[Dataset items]
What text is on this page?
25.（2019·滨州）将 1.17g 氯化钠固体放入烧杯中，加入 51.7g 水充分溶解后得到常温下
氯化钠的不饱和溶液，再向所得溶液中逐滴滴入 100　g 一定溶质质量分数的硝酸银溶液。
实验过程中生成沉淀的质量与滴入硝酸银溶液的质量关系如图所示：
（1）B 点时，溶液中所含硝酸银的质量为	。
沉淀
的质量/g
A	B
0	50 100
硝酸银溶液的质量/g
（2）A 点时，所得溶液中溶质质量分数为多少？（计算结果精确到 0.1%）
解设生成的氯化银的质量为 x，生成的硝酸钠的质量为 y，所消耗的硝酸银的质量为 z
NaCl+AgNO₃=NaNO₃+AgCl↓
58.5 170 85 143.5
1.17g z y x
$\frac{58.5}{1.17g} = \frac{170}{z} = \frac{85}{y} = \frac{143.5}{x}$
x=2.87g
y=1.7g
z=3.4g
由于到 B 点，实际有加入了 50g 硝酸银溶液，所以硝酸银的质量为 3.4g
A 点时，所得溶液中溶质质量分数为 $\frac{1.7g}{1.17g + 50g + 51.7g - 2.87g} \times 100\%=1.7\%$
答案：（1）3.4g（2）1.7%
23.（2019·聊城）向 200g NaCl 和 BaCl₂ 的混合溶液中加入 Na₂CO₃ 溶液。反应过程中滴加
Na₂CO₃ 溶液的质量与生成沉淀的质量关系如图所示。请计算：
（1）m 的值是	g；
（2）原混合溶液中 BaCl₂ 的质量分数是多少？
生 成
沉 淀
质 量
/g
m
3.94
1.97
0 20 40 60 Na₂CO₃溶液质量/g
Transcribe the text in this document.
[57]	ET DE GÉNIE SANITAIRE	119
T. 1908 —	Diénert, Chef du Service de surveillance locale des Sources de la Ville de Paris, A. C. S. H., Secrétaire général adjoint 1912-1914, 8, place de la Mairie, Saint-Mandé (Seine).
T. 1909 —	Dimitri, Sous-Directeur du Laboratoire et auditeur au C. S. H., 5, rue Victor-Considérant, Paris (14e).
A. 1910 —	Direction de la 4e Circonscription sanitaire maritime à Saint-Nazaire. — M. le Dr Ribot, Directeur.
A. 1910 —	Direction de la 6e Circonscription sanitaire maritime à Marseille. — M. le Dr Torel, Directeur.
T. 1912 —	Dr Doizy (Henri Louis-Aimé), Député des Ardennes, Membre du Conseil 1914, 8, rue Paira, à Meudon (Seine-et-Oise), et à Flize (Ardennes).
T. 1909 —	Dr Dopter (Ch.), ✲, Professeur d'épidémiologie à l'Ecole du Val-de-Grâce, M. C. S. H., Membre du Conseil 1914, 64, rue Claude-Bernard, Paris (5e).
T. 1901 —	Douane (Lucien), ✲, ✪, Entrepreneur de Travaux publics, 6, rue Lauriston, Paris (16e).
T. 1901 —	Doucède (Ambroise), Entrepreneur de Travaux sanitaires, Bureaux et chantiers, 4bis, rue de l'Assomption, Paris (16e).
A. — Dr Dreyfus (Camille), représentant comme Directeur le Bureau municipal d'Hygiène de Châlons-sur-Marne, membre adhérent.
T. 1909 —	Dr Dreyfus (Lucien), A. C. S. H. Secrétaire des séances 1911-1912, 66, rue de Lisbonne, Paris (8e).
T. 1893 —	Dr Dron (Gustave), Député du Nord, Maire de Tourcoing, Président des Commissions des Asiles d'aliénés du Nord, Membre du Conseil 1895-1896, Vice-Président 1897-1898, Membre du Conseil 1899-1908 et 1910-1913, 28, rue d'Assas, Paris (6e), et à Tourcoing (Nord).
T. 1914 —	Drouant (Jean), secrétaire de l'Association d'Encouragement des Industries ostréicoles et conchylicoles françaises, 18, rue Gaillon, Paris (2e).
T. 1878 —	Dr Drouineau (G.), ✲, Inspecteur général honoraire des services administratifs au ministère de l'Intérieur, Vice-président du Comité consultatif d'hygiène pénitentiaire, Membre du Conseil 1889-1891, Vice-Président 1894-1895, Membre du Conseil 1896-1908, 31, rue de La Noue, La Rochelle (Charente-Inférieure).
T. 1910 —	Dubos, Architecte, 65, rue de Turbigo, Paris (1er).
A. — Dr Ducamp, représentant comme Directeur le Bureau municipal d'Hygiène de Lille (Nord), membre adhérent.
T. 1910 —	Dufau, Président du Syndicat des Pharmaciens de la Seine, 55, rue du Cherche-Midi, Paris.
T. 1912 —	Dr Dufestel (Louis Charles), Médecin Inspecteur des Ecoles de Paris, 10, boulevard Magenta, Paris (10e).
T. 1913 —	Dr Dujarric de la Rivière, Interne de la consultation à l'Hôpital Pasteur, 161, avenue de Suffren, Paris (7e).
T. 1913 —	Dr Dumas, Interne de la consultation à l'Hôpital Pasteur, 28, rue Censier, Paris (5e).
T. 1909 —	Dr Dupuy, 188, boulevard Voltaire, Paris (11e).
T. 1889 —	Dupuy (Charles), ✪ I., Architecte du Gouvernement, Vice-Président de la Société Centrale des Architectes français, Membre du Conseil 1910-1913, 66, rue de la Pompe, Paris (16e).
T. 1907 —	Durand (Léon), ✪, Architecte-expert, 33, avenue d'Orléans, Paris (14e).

Exercise requirements
Go through the records and show every line with the string "Interne" in it.

Output of the task
T. 1913 —	Dr Dujarric de la Rivière, Interne de la consultation à l'Hôpital Pasteur, 161, avenue de Suffren, Paris (7e).
T. 1913 —	Dr Dumas, Interne de la consultation à l'Hôpital Pasteur, 28, rue Censier, Paris (5e).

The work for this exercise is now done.